### Request
Copy the lines below as they are; omit the images they contain.

Stored data:

— Begin —

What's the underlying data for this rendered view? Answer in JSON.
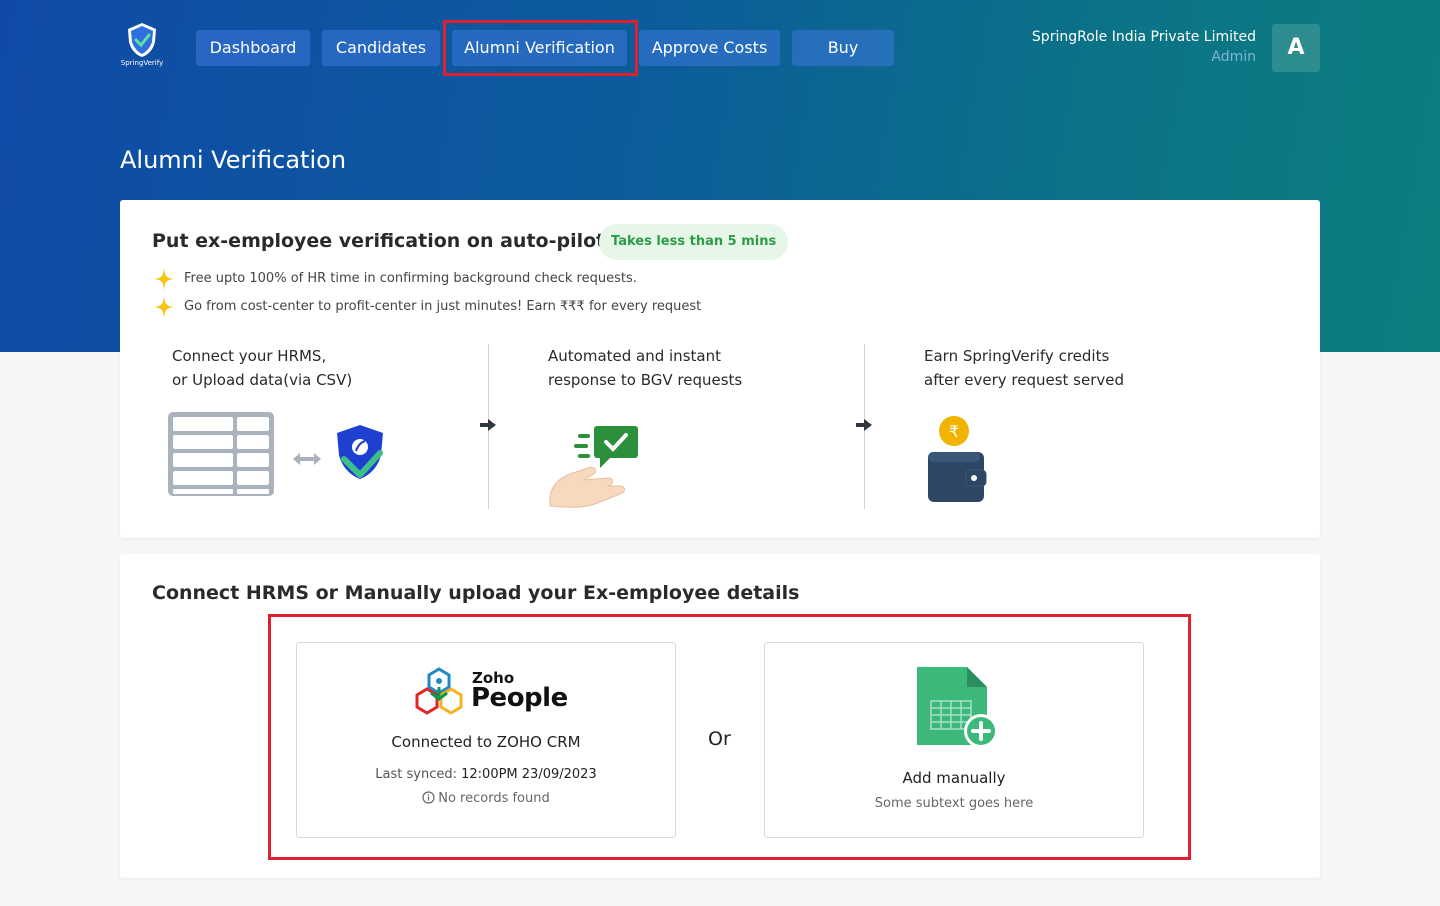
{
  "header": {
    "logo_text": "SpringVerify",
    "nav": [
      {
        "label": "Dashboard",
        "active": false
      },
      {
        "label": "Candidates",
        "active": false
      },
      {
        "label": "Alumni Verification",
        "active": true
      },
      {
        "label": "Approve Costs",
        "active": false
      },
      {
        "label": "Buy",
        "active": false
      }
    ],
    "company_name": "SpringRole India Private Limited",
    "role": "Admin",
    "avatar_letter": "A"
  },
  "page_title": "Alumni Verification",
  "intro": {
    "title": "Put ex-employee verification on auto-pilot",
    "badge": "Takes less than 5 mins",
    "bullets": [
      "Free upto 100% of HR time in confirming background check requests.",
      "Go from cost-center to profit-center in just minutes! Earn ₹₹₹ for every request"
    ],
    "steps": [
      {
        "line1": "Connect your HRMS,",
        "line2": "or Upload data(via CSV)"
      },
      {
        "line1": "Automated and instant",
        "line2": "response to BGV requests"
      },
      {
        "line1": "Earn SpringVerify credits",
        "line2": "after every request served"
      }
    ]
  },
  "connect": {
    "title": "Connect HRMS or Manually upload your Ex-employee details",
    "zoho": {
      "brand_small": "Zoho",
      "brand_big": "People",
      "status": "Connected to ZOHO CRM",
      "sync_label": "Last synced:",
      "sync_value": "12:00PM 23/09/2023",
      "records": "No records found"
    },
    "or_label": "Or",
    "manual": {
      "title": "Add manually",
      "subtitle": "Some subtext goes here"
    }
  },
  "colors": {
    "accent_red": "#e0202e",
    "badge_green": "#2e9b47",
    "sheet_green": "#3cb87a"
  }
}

— End —

### Task output
What's the underlying data for this rendered view? Answer in JSON.
{
  "header": {
    "logo_text": "SpringVerify",
    "nav": [
      {
        "label": "Dashboard",
        "active": false
      },
      {
        "label": "Candidates",
        "active": false
      },
      {
        "label": "Alumni Verification",
        "active": true
      },
      {
        "label": "Approve Costs",
        "active": false
      },
      {
        "label": "Buy",
        "active": false
      }
    ],
    "company_name": "SpringRole India Private Limited",
    "role": "Admin",
    "avatar_letter": "A"
  },
  "page_title": "Alumni Verification",
  "intro": {
    "title": "Put ex-employee verification on auto-pilot",
    "badge": "Takes less than 5 mins",
    "bullets": [
      "Free upto 100% of HR time in confirming background check requests.",
      "Go from cost-center to profit-center in just minutes! Earn ₹₹₹ for every request"
    ],
    "steps": [
      {
        "line1": "Connect your HRMS,",
        "line2": "or Upload data(via CSV)"
      },
      {
        "line1": "Automated and instant",
        "line2": "response to BGV requests"
      },
      {
        "line1": "Earn SpringVerify credits",
        "line2": "after every request served"
      }
    ]
  },
  "connect": {
    "title": "Connect HRMS or Manually upload your Ex-employee details",
    "zoho": {
      "brand_small": "Zoho",
      "brand_big": "People",
      "status": "Connected to ZOHO CRM",
      "sync_label": "Last synced:",
      "sync_value": "12:00PM 23/09/2023",
      "records": "No records found"
    },
    "or_label": "Or",
    "manual": {
      "title": "Add manually",
      "subtitle": "Some subtext goes here"
    }
  },
  "colors": {
    "accent_red": "#e0202e",
    "badge_green": "#2e9b47",
    "sheet_green": "#3cb87a"
  }
}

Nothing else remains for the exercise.